| Do this |
Lines that contain the string "האחרונות" are to be copied; leave out all others.

| Material for the task |

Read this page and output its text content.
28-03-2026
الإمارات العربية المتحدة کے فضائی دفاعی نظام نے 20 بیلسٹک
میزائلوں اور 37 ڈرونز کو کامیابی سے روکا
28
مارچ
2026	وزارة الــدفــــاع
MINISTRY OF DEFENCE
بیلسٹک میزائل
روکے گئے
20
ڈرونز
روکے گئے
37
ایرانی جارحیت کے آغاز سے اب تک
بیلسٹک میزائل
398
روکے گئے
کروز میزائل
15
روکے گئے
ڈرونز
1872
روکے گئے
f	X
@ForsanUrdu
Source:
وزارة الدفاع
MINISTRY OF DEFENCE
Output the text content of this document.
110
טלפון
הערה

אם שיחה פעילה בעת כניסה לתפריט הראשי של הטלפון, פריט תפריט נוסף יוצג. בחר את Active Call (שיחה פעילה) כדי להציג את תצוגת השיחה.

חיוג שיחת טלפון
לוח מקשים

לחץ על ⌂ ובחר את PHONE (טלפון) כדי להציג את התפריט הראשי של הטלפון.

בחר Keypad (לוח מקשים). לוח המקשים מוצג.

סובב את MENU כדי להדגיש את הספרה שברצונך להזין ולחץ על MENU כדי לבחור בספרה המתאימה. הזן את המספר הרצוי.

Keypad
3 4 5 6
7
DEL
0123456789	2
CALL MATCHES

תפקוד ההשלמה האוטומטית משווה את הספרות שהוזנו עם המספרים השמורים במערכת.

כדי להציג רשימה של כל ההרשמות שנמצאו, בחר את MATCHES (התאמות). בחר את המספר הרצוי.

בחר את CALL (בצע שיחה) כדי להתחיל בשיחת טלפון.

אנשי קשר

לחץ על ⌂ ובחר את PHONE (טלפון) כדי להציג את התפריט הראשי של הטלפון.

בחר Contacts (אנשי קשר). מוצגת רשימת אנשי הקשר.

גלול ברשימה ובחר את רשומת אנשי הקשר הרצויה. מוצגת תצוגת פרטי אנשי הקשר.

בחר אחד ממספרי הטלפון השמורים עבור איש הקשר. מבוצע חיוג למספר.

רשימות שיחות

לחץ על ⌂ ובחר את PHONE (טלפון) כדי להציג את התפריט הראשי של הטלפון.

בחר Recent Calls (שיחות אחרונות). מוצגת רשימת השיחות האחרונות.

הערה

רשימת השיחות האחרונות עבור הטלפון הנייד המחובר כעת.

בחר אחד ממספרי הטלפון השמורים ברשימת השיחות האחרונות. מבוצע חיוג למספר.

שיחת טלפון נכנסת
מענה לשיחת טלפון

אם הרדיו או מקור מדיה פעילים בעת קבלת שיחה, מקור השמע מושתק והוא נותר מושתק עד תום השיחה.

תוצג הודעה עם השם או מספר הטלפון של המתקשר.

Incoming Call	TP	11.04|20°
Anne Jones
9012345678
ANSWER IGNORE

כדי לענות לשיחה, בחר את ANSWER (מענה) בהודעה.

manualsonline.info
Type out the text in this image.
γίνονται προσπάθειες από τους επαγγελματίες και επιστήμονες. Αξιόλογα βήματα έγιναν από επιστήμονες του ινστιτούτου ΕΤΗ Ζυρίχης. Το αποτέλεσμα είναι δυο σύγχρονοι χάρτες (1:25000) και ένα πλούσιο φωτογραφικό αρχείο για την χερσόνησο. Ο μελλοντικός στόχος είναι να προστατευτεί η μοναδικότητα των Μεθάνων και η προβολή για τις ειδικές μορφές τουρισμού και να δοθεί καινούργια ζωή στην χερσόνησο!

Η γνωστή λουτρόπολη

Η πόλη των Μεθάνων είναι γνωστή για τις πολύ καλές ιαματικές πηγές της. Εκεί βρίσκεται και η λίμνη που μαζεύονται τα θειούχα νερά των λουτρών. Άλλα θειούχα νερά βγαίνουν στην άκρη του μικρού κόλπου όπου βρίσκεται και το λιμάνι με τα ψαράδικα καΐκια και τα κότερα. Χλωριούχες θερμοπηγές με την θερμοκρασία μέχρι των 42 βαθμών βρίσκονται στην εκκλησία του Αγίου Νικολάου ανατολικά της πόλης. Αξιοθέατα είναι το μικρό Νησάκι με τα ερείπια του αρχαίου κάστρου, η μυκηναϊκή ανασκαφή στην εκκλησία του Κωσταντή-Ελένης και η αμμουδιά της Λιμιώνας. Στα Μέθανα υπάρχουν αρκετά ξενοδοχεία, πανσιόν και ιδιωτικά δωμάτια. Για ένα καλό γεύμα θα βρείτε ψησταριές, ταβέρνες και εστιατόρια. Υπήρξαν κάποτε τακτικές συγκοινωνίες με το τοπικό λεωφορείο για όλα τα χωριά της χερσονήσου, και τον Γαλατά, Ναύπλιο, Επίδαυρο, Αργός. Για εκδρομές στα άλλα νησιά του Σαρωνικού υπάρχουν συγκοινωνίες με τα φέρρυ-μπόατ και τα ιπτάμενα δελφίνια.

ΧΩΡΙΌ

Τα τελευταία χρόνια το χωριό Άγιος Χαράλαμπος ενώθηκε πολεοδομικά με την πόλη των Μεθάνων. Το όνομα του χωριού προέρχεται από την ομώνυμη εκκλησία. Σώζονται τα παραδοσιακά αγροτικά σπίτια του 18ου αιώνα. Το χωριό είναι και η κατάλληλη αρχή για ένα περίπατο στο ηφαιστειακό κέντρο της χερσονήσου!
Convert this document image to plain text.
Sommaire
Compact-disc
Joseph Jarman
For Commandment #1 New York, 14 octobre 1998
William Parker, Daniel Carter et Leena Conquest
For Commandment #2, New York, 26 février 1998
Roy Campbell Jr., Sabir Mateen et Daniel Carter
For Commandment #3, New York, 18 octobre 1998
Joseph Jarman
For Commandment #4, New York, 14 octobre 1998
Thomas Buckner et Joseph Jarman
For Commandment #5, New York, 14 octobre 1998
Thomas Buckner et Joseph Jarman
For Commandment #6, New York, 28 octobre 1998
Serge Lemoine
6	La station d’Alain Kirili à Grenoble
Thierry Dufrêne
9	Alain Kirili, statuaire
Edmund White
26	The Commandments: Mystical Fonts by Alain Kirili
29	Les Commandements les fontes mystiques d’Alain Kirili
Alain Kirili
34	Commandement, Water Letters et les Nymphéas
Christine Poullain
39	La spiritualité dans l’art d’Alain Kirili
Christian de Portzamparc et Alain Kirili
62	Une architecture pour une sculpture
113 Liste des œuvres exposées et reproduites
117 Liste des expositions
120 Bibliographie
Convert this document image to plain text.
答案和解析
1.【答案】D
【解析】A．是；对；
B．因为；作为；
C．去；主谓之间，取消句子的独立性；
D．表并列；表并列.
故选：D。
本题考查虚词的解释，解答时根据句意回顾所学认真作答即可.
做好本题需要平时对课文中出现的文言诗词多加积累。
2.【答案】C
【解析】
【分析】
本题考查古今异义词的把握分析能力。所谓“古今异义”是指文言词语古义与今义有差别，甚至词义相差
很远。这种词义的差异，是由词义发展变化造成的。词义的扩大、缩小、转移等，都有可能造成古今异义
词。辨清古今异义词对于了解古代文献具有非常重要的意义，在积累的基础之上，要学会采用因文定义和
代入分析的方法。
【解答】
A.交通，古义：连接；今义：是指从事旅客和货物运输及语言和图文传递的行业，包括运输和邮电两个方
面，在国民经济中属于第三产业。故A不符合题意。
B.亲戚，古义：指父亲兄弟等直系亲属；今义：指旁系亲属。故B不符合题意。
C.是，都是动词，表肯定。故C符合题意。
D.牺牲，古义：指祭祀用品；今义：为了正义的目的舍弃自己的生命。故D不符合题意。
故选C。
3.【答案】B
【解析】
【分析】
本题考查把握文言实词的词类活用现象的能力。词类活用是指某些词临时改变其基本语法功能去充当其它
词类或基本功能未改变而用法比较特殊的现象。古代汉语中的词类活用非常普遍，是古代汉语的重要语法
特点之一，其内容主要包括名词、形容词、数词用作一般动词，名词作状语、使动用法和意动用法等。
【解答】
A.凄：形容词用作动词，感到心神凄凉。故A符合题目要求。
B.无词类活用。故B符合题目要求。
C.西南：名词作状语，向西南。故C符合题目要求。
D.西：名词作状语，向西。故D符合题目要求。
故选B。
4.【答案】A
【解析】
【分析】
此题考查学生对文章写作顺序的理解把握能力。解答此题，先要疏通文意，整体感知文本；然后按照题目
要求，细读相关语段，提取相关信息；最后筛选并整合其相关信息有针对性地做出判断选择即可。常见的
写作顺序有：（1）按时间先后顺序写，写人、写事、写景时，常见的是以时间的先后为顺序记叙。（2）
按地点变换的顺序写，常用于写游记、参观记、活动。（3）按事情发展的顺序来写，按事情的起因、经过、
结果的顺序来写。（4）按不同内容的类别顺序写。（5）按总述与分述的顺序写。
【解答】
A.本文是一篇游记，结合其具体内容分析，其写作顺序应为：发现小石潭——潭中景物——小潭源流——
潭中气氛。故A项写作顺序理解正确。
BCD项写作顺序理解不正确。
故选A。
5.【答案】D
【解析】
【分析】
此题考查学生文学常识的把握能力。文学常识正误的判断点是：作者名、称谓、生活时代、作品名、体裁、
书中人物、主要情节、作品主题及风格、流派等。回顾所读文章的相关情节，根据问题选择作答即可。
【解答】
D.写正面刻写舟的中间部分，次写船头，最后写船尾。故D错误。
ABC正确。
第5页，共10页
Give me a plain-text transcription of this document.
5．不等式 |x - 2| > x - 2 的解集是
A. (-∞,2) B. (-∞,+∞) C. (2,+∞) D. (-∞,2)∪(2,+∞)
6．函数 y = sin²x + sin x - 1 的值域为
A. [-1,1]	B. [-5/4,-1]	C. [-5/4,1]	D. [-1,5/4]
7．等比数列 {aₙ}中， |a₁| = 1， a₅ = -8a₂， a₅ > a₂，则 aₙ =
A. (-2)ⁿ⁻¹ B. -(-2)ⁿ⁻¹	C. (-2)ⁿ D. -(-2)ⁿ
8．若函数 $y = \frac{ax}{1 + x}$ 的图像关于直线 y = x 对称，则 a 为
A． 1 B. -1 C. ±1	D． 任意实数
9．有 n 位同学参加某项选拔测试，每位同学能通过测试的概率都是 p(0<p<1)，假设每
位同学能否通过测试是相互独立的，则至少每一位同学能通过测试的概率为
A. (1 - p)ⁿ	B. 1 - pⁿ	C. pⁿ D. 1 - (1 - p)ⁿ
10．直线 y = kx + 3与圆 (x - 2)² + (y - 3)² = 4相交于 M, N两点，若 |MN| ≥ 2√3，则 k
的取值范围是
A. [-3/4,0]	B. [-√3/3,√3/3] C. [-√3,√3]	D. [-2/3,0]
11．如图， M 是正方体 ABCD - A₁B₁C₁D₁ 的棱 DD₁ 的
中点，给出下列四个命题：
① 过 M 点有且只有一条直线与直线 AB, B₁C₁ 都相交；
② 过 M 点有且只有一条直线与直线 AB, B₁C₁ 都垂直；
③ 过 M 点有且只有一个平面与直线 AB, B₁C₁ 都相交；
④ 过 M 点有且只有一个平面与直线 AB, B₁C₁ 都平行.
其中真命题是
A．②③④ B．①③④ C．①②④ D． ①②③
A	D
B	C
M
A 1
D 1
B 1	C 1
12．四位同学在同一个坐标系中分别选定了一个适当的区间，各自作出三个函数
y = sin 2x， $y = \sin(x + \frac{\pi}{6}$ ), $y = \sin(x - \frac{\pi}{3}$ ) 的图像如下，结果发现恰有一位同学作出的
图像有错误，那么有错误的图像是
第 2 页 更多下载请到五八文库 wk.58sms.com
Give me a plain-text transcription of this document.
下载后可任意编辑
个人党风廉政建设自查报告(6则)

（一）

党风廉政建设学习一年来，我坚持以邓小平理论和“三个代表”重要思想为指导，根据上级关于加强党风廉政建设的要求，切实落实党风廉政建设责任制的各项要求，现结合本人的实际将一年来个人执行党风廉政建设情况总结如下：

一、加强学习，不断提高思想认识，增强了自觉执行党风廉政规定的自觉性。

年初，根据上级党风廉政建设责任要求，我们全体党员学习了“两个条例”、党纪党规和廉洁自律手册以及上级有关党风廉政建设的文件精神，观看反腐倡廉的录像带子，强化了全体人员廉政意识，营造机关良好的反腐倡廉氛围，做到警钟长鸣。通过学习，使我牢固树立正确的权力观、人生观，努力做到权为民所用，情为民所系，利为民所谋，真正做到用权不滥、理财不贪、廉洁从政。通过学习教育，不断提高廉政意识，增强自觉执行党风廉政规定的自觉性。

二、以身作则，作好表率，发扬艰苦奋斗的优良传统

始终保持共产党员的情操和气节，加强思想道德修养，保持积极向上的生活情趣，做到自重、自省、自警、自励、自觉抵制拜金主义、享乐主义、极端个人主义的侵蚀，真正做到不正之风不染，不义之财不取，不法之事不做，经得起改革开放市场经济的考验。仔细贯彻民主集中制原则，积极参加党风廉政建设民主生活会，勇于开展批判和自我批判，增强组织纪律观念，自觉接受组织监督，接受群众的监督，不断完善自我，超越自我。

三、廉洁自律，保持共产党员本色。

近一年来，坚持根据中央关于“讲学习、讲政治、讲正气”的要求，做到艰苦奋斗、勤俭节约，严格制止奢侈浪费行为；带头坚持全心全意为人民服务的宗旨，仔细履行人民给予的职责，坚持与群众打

| Expected output |
בחר Recent Calls (שיחות אחרונות). מוצגת רשימת השיחות האחרונות.
רשימת השיחות האחרונות עבור הטלפון הנייד המחובר כעת.
בחר אחד ממספרי הטלפון השמורים ברשימת השיחות האחרונות. מבוצע חיוג למספר.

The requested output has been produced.